= Problem =
Copy the listing below in full and skip every picture.

+++

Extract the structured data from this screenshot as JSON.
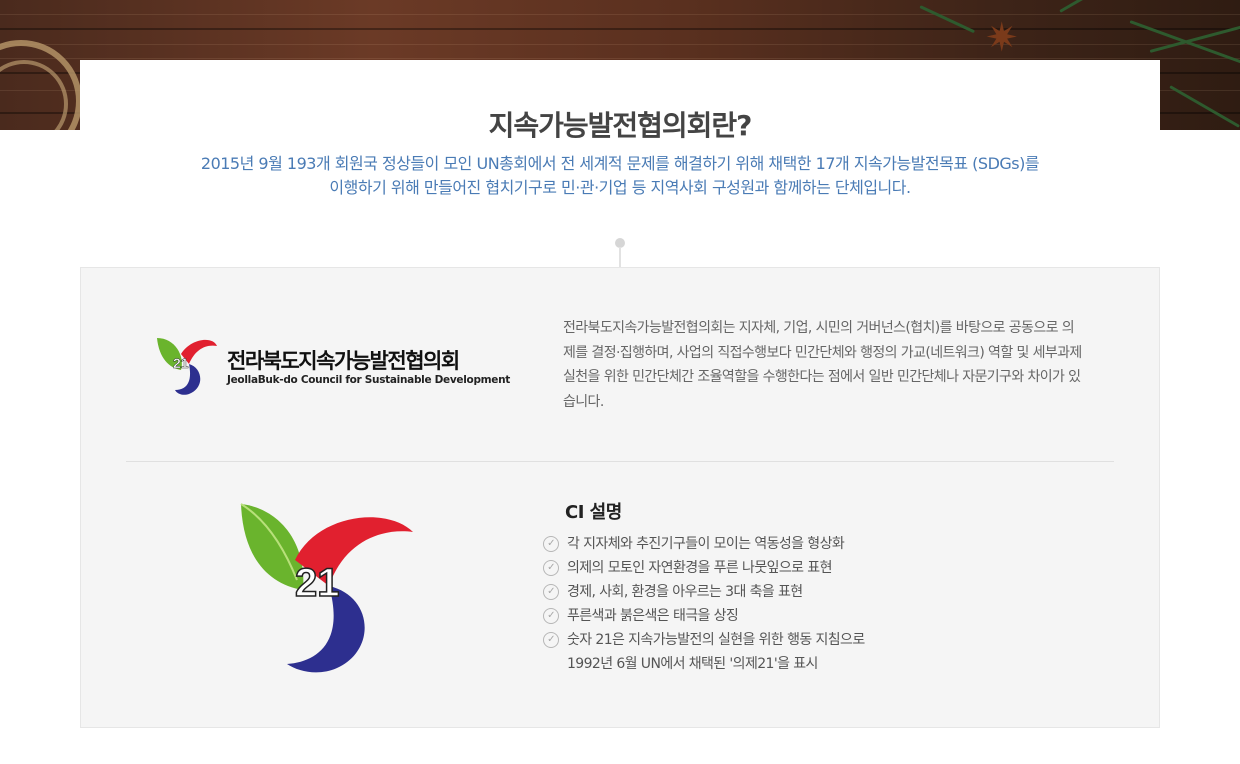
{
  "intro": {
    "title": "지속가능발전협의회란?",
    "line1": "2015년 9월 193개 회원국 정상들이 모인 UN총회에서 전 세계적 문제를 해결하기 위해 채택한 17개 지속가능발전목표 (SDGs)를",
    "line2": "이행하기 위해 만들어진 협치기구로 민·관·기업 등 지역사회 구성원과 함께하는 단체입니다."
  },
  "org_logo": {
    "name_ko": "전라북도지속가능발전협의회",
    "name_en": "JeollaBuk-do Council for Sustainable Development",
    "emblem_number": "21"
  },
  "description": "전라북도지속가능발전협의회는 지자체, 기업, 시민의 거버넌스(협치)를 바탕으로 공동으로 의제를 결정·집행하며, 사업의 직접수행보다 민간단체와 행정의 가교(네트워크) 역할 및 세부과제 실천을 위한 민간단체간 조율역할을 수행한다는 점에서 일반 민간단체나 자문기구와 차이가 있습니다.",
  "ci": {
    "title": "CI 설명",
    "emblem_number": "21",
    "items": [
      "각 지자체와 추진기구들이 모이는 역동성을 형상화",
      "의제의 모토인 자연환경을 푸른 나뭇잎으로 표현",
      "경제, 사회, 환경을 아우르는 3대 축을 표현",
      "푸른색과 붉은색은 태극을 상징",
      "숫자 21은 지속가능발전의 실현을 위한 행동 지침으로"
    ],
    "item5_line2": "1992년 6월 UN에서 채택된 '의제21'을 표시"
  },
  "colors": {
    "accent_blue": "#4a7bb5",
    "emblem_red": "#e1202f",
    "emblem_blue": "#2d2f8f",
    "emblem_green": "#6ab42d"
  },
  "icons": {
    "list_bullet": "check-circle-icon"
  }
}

+++

= Result of the task =
Extract the structured data from this screenshot as JSON.
{
  "intro": {
    "title": "지속가능발전협의회란?",
    "line1": "2015년 9월 193개 회원국 정상들이 모인 UN총회에서 전 세계적 문제를 해결하기 위해 채택한 17개 지속가능발전목표 (SDGs)를",
    "line2": "이행하기 위해 만들어진 협치기구로 민·관·기업 등 지역사회 구성원과 함께하는 단체입니다."
  },
  "org_logo": {
    "name_ko": "전라북도지속가능발전협의회",
    "name_en": "JeollaBuk-do Council for Sustainable Development",
    "emblem_number": "21"
  },
  "description": "전라북도지속가능발전협의회는 지자체, 기업, 시민의 거버넌스(협치)를 바탕으로 공동으로 의제를 결정·집행하며, 사업의 직접수행보다 민간단체와 행정의 가교(네트워크) 역할 및 세부과제 실천을 위한 민간단체간 조율역할을 수행한다는 점에서 일반 민간단체나 자문기구와 차이가 있습니다.",
  "ci": {
    "title": "CI 설명",
    "emblem_number": "21",
    "items": [
      "각 지자체와 추진기구들이 모이는 역동성을 형상화",
      "의제의 모토인 자연환경을 푸른 나뭇잎으로 표현",
      "경제, 사회, 환경을 아우르는 3대 축을 표현",
      "푸른색과 붉은색은 태극을 상징",
      "숫자 21은 지속가능발전의 실현을 위한 행동 지침으로"
    ],
    "item5_line2": "1992년 6월 UN에서 채택된 '의제21'을 표시"
  },
  "colors": {
    "accent_blue": "#4a7bb5",
    "emblem_red": "#e1202f",
    "emblem_blue": "#2d2f8f",
    "emblem_green": "#6ab42d"
  },
  "icons": {
    "list_bullet": "check-circle-icon"
  }
}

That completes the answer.